- _Exercise details_
Return the whole listing, line for line, without the pictures in it.

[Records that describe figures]
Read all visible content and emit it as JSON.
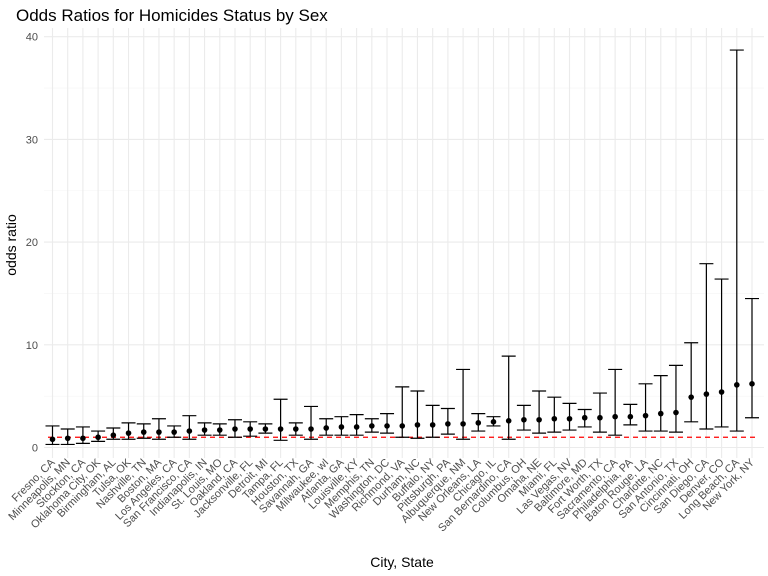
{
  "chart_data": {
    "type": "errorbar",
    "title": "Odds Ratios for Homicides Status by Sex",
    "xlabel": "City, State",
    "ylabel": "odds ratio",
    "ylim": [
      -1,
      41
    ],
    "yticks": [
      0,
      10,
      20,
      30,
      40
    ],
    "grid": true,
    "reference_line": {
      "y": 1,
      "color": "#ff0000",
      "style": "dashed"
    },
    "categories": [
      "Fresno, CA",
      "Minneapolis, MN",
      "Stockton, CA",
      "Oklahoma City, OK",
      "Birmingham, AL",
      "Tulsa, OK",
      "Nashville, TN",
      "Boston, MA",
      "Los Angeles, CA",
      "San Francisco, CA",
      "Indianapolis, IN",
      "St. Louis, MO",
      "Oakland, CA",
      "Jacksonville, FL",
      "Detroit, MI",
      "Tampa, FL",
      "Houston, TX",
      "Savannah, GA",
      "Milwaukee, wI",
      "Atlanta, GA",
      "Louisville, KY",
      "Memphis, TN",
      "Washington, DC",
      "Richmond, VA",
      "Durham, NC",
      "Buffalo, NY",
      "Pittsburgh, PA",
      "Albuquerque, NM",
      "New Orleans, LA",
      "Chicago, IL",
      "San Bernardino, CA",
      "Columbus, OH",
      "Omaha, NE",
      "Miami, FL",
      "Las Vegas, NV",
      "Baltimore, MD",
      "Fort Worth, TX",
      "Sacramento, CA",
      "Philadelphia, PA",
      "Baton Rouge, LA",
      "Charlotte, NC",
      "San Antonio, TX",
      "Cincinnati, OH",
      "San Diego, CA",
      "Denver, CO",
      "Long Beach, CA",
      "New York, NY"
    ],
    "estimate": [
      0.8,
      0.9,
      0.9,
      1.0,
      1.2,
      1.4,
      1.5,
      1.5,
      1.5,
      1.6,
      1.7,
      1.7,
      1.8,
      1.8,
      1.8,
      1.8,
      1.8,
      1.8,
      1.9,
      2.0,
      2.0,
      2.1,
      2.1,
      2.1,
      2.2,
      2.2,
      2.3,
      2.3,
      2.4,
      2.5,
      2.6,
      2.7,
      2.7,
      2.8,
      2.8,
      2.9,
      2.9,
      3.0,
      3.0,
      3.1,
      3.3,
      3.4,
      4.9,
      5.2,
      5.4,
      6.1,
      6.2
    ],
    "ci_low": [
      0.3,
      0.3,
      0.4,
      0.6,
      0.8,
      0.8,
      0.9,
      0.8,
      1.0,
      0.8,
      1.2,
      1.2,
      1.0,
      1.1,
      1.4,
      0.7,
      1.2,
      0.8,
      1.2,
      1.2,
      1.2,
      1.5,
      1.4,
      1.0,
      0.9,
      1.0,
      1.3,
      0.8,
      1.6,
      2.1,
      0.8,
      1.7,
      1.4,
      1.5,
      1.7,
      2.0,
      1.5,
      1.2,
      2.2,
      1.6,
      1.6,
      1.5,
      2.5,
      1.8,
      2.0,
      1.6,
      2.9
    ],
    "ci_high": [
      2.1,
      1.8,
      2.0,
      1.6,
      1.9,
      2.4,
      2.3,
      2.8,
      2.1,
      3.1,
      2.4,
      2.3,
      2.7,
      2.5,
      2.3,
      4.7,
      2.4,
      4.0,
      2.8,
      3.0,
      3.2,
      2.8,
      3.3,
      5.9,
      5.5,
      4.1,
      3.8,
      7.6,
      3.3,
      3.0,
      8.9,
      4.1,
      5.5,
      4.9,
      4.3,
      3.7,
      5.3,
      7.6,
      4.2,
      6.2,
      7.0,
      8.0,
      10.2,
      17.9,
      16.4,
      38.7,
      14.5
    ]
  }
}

- _Expected answer_
Read all visible content and emit it as JSON.
{
  "chart_data": {
    "type": "errorbar",
    "title": "Odds Ratios for Homicides Status by Sex",
    "xlabel": "City, State",
    "ylabel": "odds ratio",
    "ylim": [
      -1,
      41
    ],
    "yticks": [
      0,
      10,
      20,
      30,
      40
    ],
    "grid": true,
    "reference_line": {
      "y": 1,
      "color": "#ff0000",
      "style": "dashed"
    },
    "categories": [
      "Fresno, CA",
      "Minneapolis, MN",
      "Stockton, CA",
      "Oklahoma City, OK",
      "Birmingham, AL",
      "Tulsa, OK",
      "Nashville, TN",
      "Boston, MA",
      "Los Angeles, CA",
      "San Francisco, CA",
      "Indianapolis, IN",
      "St. Louis, MO",
      "Oakland, CA",
      "Jacksonville, FL",
      "Detroit, MI",
      "Tampa, FL",
      "Houston, TX",
      "Savannah, GA",
      "Milwaukee, wI",
      "Atlanta, GA",
      "Louisville, KY",
      "Memphis, TN",
      "Washington, DC",
      "Richmond, VA",
      "Durham, NC",
      "Buffalo, NY",
      "Pittsburgh, PA",
      "Albuquerque, NM",
      "New Orleans, LA",
      "Chicago, IL",
      "San Bernardino, CA",
      "Columbus, OH",
      "Omaha, NE",
      "Miami, FL",
      "Las Vegas, NV",
      "Baltimore, MD",
      "Fort Worth, TX",
      "Sacramento, CA",
      "Philadelphia, PA",
      "Baton Rouge, LA",
      "Charlotte, NC",
      "San Antonio, TX",
      "Cincinnati, OH",
      "San Diego, CA",
      "Denver, CO",
      "Long Beach, CA",
      "New York, NY"
    ],
    "estimate": [
      0.8,
      0.9,
      0.9,
      1.0,
      1.2,
      1.4,
      1.5,
      1.5,
      1.5,
      1.6,
      1.7,
      1.7,
      1.8,
      1.8,
      1.8,
      1.8,
      1.8,
      1.8,
      1.9,
      2.0,
      2.0,
      2.1,
      2.1,
      2.1,
      2.2,
      2.2,
      2.3,
      2.3,
      2.4,
      2.5,
      2.6,
      2.7,
      2.7,
      2.8,
      2.8,
      2.9,
      2.9,
      3.0,
      3.0,
      3.1,
      3.3,
      3.4,
      4.9,
      5.2,
      5.4,
      6.1,
      6.2
    ],
    "ci_low": [
      0.3,
      0.3,
      0.4,
      0.6,
      0.8,
      0.8,
      0.9,
      0.8,
      1.0,
      0.8,
      1.2,
      1.2,
      1.0,
      1.1,
      1.4,
      0.7,
      1.2,
      0.8,
      1.2,
      1.2,
      1.2,
      1.5,
      1.4,
      1.0,
      0.9,
      1.0,
      1.3,
      0.8,
      1.6,
      2.1,
      0.8,
      1.7,
      1.4,
      1.5,
      1.7,
      2.0,
      1.5,
      1.2,
      2.2,
      1.6,
      1.6,
      1.5,
      2.5,
      1.8,
      2.0,
      1.6,
      2.9
    ],
    "ci_high": [
      2.1,
      1.8,
      2.0,
      1.6,
      1.9,
      2.4,
      2.3,
      2.8,
      2.1,
      3.1,
      2.4,
      2.3,
      2.7,
      2.5,
      2.3,
      4.7,
      2.4,
      4.0,
      2.8,
      3.0,
      3.2,
      2.8,
      3.3,
      5.9,
      5.5,
      4.1,
      3.8,
      7.6,
      3.3,
      3.0,
      8.9,
      4.1,
      5.5,
      4.9,
      4.3,
      3.7,
      5.3,
      7.6,
      4.2,
      6.2,
      7.0,
      8.0,
      10.2,
      17.9,
      16.4,
      38.7,
      14.5
    ]
  }
}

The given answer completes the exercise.